▸ **GIVEN PROBLEM**: Search the listing below for the string "source" and show each line that contains it.

[Records about charts and figures]
%%
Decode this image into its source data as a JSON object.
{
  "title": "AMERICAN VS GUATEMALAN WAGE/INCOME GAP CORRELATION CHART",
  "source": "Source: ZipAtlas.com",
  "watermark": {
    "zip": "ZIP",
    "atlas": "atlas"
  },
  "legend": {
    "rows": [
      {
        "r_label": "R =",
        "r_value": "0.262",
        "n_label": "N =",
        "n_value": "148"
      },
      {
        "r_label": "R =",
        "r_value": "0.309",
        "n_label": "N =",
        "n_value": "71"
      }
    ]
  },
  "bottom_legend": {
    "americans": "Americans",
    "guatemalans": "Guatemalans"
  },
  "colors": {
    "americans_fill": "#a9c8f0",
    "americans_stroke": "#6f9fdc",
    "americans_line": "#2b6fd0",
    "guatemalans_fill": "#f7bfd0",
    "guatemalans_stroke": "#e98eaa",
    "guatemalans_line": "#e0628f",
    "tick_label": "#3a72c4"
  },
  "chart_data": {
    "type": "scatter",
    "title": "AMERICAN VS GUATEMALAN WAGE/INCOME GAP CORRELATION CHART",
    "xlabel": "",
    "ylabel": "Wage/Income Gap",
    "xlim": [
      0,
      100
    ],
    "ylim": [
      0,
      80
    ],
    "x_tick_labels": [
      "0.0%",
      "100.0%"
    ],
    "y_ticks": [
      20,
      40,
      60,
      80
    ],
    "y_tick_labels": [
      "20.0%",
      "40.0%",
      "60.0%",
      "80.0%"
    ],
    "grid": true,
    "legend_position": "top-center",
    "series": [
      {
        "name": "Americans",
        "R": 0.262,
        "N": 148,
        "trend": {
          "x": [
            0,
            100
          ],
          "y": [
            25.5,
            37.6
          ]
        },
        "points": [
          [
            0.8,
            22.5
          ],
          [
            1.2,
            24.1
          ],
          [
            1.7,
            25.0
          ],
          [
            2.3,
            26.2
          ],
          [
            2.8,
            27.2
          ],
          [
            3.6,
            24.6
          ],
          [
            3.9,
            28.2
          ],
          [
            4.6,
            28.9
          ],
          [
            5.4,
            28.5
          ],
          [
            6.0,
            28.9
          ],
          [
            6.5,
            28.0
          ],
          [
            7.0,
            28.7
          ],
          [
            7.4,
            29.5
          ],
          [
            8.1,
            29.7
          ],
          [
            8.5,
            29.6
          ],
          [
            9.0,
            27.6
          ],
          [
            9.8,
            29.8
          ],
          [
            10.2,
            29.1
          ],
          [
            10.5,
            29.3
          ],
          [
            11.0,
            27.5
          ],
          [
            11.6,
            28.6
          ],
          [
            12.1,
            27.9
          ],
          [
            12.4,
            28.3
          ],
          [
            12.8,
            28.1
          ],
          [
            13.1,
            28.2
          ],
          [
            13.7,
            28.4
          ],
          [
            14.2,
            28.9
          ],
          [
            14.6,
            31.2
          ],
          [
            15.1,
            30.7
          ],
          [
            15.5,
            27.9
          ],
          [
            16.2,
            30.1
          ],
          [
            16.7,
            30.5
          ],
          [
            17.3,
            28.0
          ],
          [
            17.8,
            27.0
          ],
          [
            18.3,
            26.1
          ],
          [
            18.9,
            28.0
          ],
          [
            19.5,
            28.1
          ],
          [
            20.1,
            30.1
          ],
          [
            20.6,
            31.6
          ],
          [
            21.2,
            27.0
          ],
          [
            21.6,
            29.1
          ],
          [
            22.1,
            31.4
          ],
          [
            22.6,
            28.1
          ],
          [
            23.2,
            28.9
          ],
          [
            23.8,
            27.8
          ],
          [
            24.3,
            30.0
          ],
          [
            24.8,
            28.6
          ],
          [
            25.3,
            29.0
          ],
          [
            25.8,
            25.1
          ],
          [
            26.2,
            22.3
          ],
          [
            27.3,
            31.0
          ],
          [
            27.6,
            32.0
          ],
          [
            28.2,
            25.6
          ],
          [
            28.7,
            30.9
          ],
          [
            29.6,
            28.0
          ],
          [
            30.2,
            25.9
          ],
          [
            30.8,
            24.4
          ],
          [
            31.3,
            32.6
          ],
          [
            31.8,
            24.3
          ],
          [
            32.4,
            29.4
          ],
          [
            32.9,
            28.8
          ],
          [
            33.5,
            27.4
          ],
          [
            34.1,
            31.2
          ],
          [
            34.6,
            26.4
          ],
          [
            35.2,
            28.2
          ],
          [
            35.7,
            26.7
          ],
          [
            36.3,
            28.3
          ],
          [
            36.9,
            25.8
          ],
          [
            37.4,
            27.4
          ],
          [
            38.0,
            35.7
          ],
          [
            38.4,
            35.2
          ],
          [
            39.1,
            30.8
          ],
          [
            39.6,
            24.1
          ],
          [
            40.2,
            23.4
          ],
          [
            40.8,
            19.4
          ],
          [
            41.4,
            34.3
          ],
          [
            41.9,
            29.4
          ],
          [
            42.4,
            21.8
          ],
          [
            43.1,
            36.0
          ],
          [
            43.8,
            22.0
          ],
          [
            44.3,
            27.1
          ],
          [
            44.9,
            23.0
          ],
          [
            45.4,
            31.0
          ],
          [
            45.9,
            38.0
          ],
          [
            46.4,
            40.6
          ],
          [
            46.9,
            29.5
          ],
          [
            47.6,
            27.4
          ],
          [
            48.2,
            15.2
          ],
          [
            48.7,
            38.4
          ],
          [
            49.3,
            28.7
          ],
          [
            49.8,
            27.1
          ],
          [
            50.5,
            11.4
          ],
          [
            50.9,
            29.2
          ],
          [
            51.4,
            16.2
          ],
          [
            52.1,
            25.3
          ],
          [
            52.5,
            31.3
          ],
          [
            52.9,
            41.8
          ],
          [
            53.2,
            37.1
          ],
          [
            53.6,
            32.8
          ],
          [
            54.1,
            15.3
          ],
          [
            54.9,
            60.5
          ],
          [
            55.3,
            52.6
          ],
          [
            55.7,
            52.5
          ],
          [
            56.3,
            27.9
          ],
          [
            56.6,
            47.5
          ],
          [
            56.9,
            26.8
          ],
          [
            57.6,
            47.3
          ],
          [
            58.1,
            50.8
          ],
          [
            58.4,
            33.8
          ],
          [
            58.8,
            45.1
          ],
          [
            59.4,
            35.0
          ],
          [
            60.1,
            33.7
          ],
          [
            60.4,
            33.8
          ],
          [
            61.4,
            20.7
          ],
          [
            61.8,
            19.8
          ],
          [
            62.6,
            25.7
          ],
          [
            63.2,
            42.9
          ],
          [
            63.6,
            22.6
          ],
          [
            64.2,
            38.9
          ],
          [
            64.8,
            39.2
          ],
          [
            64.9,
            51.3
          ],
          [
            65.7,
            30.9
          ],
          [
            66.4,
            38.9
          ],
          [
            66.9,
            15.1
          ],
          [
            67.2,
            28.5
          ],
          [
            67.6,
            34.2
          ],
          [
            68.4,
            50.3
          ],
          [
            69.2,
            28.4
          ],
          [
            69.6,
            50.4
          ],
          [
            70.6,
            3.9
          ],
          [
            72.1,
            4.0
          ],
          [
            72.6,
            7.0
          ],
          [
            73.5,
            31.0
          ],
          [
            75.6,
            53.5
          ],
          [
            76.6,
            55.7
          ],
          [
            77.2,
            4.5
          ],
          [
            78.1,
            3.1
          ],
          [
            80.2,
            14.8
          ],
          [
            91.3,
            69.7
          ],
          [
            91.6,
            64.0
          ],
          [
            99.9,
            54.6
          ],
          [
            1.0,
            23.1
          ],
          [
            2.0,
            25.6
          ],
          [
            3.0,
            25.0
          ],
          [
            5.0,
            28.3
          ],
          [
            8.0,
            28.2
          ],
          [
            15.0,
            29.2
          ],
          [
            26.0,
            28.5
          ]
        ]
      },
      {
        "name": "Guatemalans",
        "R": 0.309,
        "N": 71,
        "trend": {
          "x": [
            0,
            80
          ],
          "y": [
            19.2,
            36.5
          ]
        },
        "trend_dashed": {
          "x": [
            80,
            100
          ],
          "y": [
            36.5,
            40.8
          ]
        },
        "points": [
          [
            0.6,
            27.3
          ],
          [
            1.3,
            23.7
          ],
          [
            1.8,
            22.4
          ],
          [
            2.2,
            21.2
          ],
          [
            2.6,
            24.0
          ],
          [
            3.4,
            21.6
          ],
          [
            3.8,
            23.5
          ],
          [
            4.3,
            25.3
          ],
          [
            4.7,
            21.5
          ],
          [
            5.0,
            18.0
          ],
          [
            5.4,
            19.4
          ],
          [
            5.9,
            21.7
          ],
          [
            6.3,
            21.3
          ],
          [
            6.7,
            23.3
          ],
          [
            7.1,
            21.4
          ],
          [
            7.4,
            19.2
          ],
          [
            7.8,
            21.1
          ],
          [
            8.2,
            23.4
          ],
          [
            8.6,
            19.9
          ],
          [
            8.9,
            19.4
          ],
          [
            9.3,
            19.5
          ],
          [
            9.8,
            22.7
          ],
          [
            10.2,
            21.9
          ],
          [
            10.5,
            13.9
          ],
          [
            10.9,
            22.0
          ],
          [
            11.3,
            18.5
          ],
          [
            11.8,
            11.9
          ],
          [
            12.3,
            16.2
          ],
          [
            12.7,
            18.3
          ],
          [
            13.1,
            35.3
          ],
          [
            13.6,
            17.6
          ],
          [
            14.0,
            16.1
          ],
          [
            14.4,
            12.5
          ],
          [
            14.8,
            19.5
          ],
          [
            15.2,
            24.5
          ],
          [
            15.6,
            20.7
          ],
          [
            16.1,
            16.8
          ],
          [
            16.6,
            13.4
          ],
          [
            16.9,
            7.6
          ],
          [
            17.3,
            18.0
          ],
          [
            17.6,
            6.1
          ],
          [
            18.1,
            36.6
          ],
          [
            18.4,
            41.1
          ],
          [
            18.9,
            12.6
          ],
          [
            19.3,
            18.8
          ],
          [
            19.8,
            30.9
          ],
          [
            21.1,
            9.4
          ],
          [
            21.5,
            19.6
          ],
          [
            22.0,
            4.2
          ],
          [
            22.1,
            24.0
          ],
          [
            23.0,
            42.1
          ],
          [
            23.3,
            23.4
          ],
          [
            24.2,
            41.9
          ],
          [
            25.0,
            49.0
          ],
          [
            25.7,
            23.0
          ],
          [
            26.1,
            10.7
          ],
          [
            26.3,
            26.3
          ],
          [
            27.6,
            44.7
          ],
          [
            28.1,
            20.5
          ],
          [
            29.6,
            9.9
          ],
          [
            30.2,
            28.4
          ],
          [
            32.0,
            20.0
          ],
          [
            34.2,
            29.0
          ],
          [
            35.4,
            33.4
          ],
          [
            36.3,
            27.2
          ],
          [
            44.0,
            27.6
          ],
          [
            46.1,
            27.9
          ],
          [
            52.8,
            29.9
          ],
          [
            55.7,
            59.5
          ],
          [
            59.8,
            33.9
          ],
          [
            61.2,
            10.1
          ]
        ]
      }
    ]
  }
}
%%
▸ **SOLUTION BELOW**:
Decode this image into its source data as a JSON object.
  "source": "Source: ZipAtlas.com",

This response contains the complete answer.